READING TEXT:
'''
God holds out the possibility of transformation. When God spoke to Moses from a burning bush, He said that he wanted to begin a new community of human existence, and he wanted to Moses to lead it. Moses answer? “Who am I that I should go to Pharoah? Nobody knows me. I am slow of speech and slow of tongue. I'm a huge disappointment. I yam what I yam.”
Then God said to Moses what he has said to you and me and millions of other Moses: “I know. That doesn't matter for I will be with you. Your guilt and inadequacies are no longer the whole truth about you. You are what you are, but that's not all that you are. You are what you are, but you are not yet what you will be. I will be with you. Embrace and pursue this hope I bring!”
Some years ago yet another hero lit up people's TV screens – The Mighty Morphin Power Rangers. The show was an unlikely hit, produced on a low budget in Japan and then badly, painfully dubbed into English. Their rallying cry in moments of crisis was “It's Morphing Time!” With that, they would be transformed with the ability to do extraordinary things.
Of course it's not just kids who want to morph. The desire for transformation lies deep in every human heart. This is why people enter therapy, join health clubs, get into recovery groups, read self-help books and make new year's resolutions. The possibility of transformation is the essence of hope. In his letter to the Christians in Rome, Paul urges them: “Do not be conformed to the patterns of this world but be transformed by the renewing of your minds.” (Romans 12:3) The word he uses is that of metamorphoo, from which we get the word, mmetamorphosis.
When morphing happens, I don't just do the things Jesus would've done, I find myself wanting to do them. They appeal to me. They make sense. I don't just go around trying to do the right things; I become the right sort of person. In other words, ordinary people can receive power for extraordinary change. In essence, Paul declares: “It's morphing time!”
'''
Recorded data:
'''
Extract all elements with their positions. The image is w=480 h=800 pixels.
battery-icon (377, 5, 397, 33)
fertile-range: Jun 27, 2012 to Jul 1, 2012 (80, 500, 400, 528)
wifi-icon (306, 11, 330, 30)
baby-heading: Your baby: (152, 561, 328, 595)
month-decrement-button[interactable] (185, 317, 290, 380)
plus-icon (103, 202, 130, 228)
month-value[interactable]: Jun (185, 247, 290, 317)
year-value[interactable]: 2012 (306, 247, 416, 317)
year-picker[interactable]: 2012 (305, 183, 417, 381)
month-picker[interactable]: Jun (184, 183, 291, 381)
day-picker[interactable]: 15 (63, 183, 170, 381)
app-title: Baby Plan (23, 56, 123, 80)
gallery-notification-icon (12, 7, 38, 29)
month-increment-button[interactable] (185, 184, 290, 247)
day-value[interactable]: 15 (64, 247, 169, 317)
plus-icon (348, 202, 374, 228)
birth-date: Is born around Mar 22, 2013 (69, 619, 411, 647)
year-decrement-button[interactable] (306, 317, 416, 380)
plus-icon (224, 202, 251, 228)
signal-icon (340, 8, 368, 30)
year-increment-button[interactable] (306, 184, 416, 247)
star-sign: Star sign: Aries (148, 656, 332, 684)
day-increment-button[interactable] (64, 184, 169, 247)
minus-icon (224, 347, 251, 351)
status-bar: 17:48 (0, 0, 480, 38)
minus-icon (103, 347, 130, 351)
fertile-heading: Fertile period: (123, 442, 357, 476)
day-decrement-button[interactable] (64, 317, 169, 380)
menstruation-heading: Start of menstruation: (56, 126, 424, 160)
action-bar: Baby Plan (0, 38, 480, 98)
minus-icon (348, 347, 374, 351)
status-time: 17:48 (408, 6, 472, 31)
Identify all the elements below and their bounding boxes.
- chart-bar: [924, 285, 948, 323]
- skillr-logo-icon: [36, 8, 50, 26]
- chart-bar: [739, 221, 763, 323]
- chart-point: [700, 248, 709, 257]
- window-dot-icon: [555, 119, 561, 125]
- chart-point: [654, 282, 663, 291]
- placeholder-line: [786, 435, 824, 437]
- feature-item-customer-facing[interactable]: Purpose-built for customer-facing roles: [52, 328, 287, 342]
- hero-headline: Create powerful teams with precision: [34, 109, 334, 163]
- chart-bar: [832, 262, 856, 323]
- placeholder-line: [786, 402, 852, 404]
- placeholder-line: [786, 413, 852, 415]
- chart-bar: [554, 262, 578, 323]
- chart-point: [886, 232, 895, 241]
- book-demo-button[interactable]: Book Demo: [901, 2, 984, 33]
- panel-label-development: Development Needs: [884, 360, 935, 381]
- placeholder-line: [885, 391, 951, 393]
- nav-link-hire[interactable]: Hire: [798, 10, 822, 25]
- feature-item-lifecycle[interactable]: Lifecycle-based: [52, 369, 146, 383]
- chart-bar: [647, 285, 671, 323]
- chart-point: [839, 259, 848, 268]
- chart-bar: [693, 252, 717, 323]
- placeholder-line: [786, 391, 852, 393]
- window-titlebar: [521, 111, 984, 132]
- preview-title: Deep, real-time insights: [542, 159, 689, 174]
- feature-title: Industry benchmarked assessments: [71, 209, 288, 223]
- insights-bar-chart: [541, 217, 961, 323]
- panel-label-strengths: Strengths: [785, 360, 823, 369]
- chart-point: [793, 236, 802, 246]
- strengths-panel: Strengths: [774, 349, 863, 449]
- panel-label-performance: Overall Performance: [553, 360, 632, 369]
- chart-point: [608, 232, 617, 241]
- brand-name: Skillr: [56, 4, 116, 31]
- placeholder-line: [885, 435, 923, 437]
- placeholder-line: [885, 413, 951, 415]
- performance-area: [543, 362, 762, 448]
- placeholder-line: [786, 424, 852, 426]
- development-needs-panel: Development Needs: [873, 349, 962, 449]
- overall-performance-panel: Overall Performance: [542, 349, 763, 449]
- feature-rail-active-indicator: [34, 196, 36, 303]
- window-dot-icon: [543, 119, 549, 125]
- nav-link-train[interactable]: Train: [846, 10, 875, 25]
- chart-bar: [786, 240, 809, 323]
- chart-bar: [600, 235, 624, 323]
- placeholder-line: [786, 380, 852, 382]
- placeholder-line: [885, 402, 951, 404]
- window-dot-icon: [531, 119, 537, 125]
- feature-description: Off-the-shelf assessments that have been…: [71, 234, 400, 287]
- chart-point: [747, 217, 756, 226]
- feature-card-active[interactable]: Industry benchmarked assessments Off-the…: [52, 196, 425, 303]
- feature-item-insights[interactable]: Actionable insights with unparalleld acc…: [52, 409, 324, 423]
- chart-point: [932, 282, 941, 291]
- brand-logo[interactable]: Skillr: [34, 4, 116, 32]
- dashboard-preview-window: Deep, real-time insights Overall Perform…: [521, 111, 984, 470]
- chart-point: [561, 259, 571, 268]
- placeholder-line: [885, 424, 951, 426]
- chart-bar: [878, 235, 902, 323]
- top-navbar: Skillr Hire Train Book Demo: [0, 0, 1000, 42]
'''
WHAT TO DO:
**A)** Duplicate the part of the passage about transformation starting with "Some years ago" and going on through "do extraordinary things.".
**B)** Answer these questions using the passage about transformation:
(i) From what did God speak to Moses?
(ii) Where was the show about the Power Rangers produced?
(iii) To whom was Paul's letter written?
**C)** Take the passage about transformation further, picking up from its final sentence.

ANSWERS FOR EACH ITEM:
**A)**
Some years ago yet another hero lit up people's TV screens – The Mighty Morphin Power Rangers. The show was an unlikely hit, produced on a low budget in Japan and then badly, painfully dubbed into English. Their rallying cry in moments of crisis was “It's Morphing Time!” With that, they would be transformed with the ability to do extraordinary things.

**B)**
(i) A burning bush
(ii) Japan
(iii) The Christians in Rome

**C)**
I'll never forget the incredible transformation I and others here witnessed years ago in Barbara Runge when she came back from a trip abroad. While there, she was attacked in broad daylight, hospitalized, and began intense counseling as the violence she endured brought to the surface the violence she'd endured as a child. In recent years her marriage had suffered as her inner rage and deep sensee of disappointment in herseelf was expressed in bitterness and distrust. In the aftermath, she opened herself to God, and to others, as she'd never done before. She began a process by which she allowed the Spirit of God to renew her heart and mind. She began to morph before our eyes.
The lid is off the terrarium. The turn has come, with a catch of breath and a beating of the heart - and with tears. Metamorphosis is a process. It is the process to which Jesus invites us to embrace, as he proclaimed, “The time has come at last! The Kingdom of God has come near! Repent, and believe the Good News!” (Mark 1:15) The good news is that now it's possible for ordinary men and women to live in the presence and under the power of God. It's about the exciting transformation of human life – of your life! The Kingdom of God has come near!
Seek first the Kingdom of God...and He will give you your hearts desire – to finally and fully reach your potential as you morph into the very image of God's Son, Jesus, as He draws near to you!